#### PROBLEMS TO SOLVE
1) Would you retype the section of the Diego Quirino profile starting at "Club career" and ending at "15 April 2019."?
2) How would you sum up the Diego Quirino profile in two sentences?

#### SUPPLIED TEXT
○ ○ ○ ○

Diego de Souza Quirino (born 14 October 1993), known as Diego Quirino or just Quirino, is a Brazilian footballer who plays as a forward for Ituano, on loan from Avaí.

Club career
Born in Cambará, Paraná, Quirino was a Londrina youth graduate, but made his senior debut while on loan at Iraty, in 2012. After featuring rarely for his parent club in 2013, he served loans at Junior Team and Foz do Iguaçu, before being more utilized in the 2015 season.

Quirino was again loaned in 2016 and 2017, moving to J. Malucelli, Sergipe and Operário Ferroviário. He signed a permanent deal with the latter club on 22 January 2018, but moved on loan to Ypiranga-RS on 15 April 2019.

Quirino terminated his link with Operário on 3 October 2019, and was announced at Taubaté in December. He returned to Ypiranga the following October, and became the top scorer of the 2021 Série C while at the club.

On 18 January 2022, Quirino signed a two-year contract with Avaí, newly promoted to the Série A.

○ ○ ○ ○

#### GIVEN MATERIAL
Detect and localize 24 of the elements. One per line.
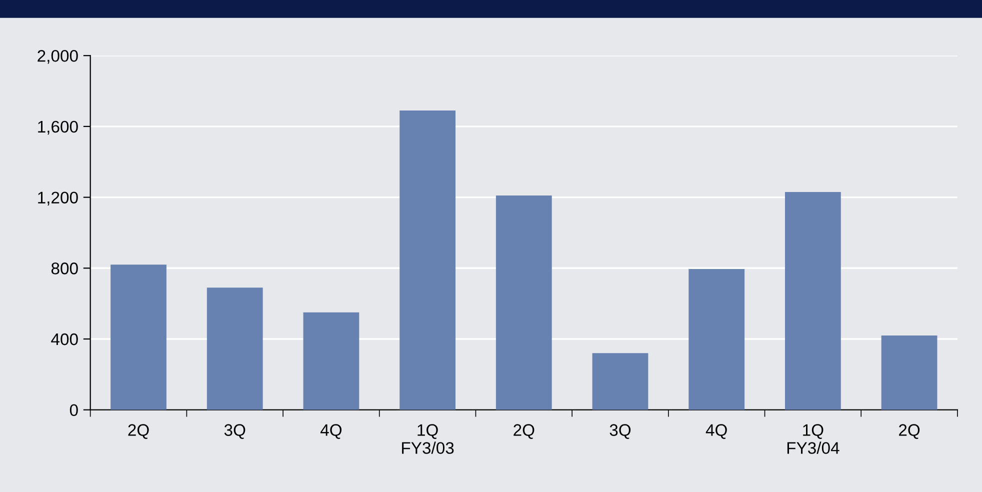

○ ○ ○ ○

#### FULL SOLUTIONS
1)
Club career
Born in Cambará, Paraná, Quirino was a Londrina youth graduate, but made his senior debut while on loan at Iraty, in 2012. After featuring rarely for his parent club in 2013, he served loans at Junior Team and Foz do Iguaçu, before being more utilized in the 2015 season.

Quirino was again loaned in 2016 and 2017, moving to J. Malucelli, Sergipe and Operário Ferroviário. He signed a permanent deal with the latter club on 22 January 2018, but moved on loan to Ypiranga-RS on 15 April 2019.

2) Diego Quirino is a Brazilian forward born on 14 October 1993 in Cambará, Paraná, who came through Londrina's youth ranks and spent much of his early career on loan at clubs including Iraty, J. Malucelli, Sergipe and Operário Ferroviário. After signing permanently with Operário and playing for Ypiranga-RS and Taubaté, he became the top scorer of the 2021 Série C with Ypiranga, signed a two-year contract with Avaí in January 2022, and plays for Ituano on loan from Avaí.